------ ENTRIES PROVIDED ------
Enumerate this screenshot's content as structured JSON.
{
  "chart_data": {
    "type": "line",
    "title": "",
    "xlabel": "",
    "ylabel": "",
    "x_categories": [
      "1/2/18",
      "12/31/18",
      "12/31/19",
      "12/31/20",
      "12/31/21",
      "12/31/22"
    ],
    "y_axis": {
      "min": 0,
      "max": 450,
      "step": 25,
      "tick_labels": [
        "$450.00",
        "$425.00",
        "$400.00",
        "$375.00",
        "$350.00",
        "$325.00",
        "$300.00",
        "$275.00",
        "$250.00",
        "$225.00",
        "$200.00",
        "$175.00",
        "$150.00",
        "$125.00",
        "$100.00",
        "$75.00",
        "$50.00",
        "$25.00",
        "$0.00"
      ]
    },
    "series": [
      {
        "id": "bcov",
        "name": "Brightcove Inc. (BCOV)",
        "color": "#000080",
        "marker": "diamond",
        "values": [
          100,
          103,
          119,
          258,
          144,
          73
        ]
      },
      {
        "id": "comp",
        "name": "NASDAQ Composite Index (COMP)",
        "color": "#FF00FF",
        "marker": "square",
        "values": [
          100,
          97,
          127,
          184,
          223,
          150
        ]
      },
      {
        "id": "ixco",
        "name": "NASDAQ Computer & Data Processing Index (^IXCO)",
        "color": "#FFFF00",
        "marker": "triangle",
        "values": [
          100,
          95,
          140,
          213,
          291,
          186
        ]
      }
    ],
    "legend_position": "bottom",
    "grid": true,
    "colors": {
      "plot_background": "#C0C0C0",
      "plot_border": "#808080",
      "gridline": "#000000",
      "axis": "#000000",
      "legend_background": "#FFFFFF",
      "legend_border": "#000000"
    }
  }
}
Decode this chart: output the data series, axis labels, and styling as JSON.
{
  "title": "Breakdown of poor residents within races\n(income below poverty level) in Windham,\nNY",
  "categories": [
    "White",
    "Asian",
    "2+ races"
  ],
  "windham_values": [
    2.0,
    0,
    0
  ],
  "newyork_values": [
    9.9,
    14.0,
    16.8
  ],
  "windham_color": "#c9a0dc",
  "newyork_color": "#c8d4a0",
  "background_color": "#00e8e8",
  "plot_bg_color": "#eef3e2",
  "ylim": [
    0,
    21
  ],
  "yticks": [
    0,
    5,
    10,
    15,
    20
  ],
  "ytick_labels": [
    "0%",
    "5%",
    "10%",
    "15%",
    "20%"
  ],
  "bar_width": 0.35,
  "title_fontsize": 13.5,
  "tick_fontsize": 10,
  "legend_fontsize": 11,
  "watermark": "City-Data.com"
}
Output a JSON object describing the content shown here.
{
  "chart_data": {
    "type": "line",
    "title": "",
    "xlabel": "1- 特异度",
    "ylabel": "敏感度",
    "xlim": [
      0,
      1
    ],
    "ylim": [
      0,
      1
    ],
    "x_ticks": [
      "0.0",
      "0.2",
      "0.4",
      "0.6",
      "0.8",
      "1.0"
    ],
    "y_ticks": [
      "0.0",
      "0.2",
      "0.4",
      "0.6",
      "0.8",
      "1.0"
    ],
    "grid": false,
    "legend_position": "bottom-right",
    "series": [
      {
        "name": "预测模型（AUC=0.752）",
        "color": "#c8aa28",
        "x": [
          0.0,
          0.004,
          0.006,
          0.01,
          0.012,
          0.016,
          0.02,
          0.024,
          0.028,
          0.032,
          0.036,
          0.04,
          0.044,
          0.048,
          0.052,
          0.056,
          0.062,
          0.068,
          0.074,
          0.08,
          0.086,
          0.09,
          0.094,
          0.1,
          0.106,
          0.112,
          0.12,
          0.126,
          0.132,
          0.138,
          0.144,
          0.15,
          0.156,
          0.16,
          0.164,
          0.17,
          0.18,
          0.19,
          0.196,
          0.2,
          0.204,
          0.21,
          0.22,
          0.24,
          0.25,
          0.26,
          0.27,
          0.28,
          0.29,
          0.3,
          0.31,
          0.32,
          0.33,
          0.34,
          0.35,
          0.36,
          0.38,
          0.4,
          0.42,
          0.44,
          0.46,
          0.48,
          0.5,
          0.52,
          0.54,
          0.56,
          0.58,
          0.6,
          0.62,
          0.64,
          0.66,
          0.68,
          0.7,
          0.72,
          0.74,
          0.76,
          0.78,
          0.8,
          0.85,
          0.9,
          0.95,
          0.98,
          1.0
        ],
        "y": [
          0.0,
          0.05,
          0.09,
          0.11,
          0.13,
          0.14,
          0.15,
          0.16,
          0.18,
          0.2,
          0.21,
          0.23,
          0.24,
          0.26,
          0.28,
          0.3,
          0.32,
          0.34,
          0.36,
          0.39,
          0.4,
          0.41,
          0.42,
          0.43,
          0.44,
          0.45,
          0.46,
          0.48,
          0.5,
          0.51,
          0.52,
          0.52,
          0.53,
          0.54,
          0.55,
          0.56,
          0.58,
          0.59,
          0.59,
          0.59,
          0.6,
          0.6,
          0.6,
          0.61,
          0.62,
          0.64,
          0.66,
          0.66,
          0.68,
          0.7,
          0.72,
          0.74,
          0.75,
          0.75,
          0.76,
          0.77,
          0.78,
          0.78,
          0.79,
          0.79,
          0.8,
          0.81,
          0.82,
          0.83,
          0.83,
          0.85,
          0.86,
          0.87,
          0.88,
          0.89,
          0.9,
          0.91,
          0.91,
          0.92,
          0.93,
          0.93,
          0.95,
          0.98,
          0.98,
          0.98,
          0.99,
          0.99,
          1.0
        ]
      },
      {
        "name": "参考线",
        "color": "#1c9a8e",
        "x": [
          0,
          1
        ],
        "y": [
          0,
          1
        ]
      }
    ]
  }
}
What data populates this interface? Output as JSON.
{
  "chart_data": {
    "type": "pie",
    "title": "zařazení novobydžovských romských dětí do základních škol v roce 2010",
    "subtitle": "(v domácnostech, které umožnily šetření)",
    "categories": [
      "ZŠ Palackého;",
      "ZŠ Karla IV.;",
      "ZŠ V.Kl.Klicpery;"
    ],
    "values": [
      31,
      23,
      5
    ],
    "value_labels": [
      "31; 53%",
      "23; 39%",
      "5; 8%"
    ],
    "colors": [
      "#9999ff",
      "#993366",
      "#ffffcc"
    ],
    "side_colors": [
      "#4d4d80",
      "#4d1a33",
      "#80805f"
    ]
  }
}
------
------ ENTRIES PROVIDED ------
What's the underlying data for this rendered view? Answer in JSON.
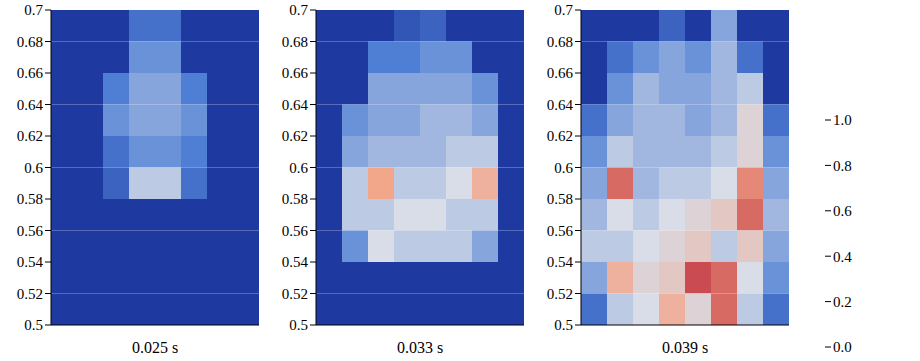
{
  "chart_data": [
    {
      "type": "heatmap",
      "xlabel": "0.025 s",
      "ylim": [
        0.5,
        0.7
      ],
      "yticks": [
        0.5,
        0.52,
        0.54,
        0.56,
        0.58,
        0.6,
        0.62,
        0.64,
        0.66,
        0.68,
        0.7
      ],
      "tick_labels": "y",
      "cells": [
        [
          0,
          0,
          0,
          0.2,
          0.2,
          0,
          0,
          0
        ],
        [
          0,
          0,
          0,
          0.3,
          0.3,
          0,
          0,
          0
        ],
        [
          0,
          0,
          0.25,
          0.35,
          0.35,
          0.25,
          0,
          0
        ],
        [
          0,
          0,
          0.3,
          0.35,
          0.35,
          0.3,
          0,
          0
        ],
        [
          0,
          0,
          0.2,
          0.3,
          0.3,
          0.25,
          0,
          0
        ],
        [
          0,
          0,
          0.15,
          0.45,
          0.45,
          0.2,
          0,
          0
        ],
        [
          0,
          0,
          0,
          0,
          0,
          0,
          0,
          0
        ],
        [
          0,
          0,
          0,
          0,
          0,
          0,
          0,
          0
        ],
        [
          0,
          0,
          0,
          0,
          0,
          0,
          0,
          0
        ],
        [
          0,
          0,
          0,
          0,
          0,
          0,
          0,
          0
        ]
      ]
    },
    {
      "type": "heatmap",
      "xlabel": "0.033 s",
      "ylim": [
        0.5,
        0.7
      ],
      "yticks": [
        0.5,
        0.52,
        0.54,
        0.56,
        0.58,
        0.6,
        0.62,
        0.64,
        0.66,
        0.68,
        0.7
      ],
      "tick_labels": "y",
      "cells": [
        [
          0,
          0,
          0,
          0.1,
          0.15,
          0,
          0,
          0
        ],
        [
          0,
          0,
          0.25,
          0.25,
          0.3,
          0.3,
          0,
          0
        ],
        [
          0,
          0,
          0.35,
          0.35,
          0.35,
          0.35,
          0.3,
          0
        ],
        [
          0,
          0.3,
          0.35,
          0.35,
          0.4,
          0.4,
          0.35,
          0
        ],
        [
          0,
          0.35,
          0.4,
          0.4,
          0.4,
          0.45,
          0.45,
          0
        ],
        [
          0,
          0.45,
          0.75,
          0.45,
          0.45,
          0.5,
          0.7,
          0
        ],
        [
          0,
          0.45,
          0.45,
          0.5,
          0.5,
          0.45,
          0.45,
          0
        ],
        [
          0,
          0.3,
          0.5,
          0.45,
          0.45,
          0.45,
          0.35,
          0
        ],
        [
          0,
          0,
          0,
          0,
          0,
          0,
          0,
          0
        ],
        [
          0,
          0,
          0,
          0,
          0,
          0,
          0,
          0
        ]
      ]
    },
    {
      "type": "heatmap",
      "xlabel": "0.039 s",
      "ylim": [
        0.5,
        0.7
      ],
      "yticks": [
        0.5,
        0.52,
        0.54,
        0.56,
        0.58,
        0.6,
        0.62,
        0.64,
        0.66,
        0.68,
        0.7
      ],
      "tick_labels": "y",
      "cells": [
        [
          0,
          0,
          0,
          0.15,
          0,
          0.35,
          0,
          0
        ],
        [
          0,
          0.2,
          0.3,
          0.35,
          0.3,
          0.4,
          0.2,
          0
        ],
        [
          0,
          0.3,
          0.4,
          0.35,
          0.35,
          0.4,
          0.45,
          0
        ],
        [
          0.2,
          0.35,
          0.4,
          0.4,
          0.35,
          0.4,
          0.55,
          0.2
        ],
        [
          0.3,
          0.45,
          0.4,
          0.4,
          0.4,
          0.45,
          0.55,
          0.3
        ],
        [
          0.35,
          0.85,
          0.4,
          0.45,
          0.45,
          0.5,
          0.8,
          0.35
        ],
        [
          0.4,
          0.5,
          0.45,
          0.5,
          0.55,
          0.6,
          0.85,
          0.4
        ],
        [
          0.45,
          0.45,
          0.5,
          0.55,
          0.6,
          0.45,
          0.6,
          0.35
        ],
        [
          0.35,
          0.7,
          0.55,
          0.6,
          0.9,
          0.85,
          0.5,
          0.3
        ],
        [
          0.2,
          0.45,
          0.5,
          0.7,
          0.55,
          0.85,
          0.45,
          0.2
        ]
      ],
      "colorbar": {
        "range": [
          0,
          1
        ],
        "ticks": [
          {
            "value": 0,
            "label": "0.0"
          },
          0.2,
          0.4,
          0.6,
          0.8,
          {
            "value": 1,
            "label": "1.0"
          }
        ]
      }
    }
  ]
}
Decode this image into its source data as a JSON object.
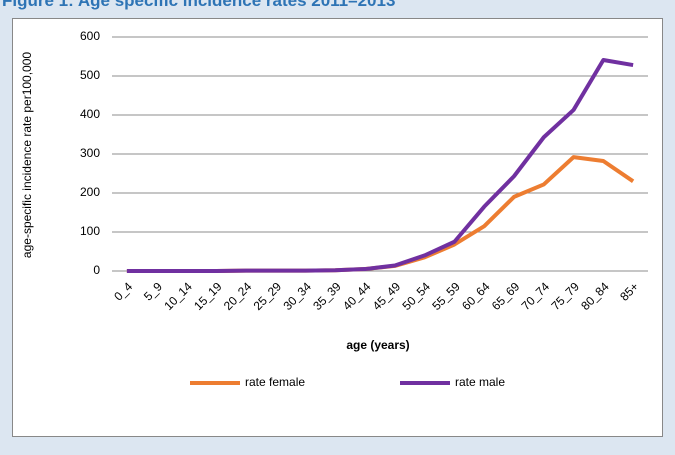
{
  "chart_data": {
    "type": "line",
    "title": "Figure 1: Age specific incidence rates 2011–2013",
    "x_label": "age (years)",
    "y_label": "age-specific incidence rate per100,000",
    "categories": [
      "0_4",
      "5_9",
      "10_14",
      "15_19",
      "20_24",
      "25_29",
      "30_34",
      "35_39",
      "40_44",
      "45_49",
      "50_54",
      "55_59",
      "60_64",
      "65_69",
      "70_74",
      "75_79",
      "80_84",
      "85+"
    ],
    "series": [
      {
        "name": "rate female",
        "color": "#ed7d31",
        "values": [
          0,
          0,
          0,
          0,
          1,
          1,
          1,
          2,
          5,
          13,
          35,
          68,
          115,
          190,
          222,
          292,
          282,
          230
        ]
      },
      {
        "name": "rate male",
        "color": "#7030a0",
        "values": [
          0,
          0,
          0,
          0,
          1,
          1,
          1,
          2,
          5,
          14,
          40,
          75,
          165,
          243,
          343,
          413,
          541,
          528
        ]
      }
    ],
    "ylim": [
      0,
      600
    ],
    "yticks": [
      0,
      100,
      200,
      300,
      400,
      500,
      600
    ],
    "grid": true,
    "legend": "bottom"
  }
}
------
-- THE EXERCISE --
List each line of the entries that holds the string "Index".

-- RESULT OF THE TASK --
        "name": "NASDAQ Composite Index (COMP)",
        "name": "NASDAQ Computer & Data Processing Index (^IXCO)",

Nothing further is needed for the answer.